### Records shown
════════════════

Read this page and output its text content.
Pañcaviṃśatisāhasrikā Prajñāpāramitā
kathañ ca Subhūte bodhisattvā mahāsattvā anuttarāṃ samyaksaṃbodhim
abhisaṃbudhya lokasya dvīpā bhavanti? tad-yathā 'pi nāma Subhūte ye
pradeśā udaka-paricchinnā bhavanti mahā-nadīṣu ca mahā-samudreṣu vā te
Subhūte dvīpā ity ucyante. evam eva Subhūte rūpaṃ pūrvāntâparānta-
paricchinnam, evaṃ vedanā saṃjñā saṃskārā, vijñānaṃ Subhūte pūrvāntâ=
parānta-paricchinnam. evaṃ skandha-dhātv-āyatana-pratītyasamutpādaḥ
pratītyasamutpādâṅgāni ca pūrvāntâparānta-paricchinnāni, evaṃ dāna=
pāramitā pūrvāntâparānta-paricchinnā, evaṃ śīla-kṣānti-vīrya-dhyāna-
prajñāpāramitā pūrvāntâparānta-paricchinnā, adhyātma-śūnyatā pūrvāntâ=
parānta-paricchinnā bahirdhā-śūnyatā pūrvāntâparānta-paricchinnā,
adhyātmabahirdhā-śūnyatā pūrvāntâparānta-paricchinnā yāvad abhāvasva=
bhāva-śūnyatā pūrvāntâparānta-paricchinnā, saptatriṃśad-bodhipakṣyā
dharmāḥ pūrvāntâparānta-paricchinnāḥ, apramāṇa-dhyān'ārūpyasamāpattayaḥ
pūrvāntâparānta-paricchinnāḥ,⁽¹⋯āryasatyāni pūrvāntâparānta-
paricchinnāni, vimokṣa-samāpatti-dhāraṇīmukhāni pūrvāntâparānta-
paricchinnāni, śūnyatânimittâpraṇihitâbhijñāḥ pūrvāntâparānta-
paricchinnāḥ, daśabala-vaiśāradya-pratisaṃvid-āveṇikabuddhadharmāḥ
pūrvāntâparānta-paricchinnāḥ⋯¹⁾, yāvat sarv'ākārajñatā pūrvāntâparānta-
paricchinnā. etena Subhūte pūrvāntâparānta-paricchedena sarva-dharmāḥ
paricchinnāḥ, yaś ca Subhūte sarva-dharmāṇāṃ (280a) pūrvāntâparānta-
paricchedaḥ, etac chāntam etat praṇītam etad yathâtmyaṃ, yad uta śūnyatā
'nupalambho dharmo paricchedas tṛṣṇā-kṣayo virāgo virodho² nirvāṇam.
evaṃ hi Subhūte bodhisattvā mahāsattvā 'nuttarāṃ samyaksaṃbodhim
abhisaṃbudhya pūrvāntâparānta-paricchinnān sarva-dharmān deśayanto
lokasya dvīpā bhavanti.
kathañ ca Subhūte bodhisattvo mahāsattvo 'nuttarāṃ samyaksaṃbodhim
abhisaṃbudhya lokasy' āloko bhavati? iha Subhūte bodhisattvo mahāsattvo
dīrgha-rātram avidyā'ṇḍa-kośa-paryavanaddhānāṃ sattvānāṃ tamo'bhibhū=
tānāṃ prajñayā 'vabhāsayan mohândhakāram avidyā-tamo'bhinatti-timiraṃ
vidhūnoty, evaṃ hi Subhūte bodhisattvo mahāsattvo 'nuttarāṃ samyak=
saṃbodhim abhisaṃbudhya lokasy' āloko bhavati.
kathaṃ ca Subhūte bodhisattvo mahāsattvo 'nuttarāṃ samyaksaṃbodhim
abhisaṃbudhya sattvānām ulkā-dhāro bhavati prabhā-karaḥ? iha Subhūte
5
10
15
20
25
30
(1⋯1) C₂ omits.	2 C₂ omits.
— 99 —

════════════════

### Exercise directions
Return all of the data word for word.

### Response to this task
Read this page and output its text content.
Pañcaviṃśatisāhasrikā Prajñāpāramitā
kathañ ca Subhūte bodhisattvā mahāsattvā anuttarāṃ samyaksaṃbodhim
abhisaṃbudhya lokasya dvīpā bhavanti? tad-yathā 'pi nāma Subhūte ye
pradeśā udaka-paricchinnā bhavanti mahā-nadīṣu ca mahā-samudreṣu vā te
Subhūte dvīpā ity ucyante. evam eva Subhūte rūpaṃ pūrvāntâparānta-
paricchinnam, evaṃ vedanā saṃjñā saṃskārā, vijñānaṃ Subhūte pūrvāntâ=
parānta-paricchinnam. evaṃ skandha-dhātv-āyatana-pratītyasamutpādaḥ
pratītyasamutpādâṅgāni ca pūrvāntâparānta-paricchinnāni, evaṃ dāna=
pāramitā pūrvāntâparānta-paricchinnā, evaṃ śīla-kṣānti-vīrya-dhyāna-
prajñāpāramitā pūrvāntâparānta-paricchinnā, adhyātma-śūnyatā pūrvāntâ=
parānta-paricchinnā bahirdhā-śūnyatā pūrvāntâparānta-paricchinnā,
adhyātmabahirdhā-śūnyatā pūrvāntâparānta-paricchinnā yāvad abhāvasva=
bhāva-śūnyatā pūrvāntâparānta-paricchinnā, saptatriṃśad-bodhipakṣyā
dharmāḥ pūrvāntâparānta-paricchinnāḥ, apramāṇa-dhyān'ārūpyasamāpattayaḥ
pūrvāntâparānta-paricchinnāḥ,⁽¹⋯āryasatyāni pūrvāntâparānta-
paricchinnāni, vimokṣa-samāpatti-dhāraṇīmukhāni pūrvāntâparānta-
paricchinnāni, śūnyatânimittâpraṇihitâbhijñāḥ pūrvāntâparānta-
paricchinnāḥ, daśabala-vaiśāradya-pratisaṃvid-āveṇikabuddhadharmāḥ
pūrvāntâparānta-paricchinnāḥ⋯¹⁾, yāvat sarv'ākārajñatā pūrvāntâparānta-
paricchinnā. etena Subhūte pūrvāntâparānta-paricchedena sarva-dharmāḥ
paricchinnāḥ, yaś ca Subhūte sarva-dharmāṇāṃ (280a) pūrvāntâparānta-
paricchedaḥ, etac chāntam etat praṇītam etad yathâtmyaṃ, yad uta śūnyatā
'nupalambho dharmo paricchedas tṛṣṇā-kṣayo virāgo virodho² nirvāṇam.
evaṃ hi Subhūte bodhisattvā mahāsattvā 'nuttarāṃ samyaksaṃbodhim
abhisaṃbudhya pūrvāntâparānta-paricchinnān sarva-dharmān deśayanto
lokasya dvīpā bhavanti.
kathañ ca Subhūte bodhisattvo mahāsattvo 'nuttarāṃ samyaksaṃbodhim
abhisaṃbudhya lokasy' āloko bhavati? iha Subhūte bodhisattvo mahāsattvo
dīrgha-rātram avidyā'ṇḍa-kośa-paryavanaddhānāṃ sattvānāṃ tamo'bhibhū=
tānāṃ prajñayā 'vabhāsayan mohândhakāram avidyā-tamo'bhinatti-timiraṃ
vidhūnoty, evaṃ hi Subhūte bodhisattvo mahāsattvo 'nuttarāṃ samyak=
saṃbodhim abhisaṃbudhya lokasy' āloko bhavati.
kathaṃ ca Subhūte bodhisattvo mahāsattvo 'nuttarāṃ samyaksaṃbodhim
abhisaṃbudhya sattvānām ulkā-dhāro bhavati prabhā-karaḥ? iha Subhūte
5
10
15
20
25
30
(1⋯1) C₂ omits.	2 C₂ omits.
— 99 —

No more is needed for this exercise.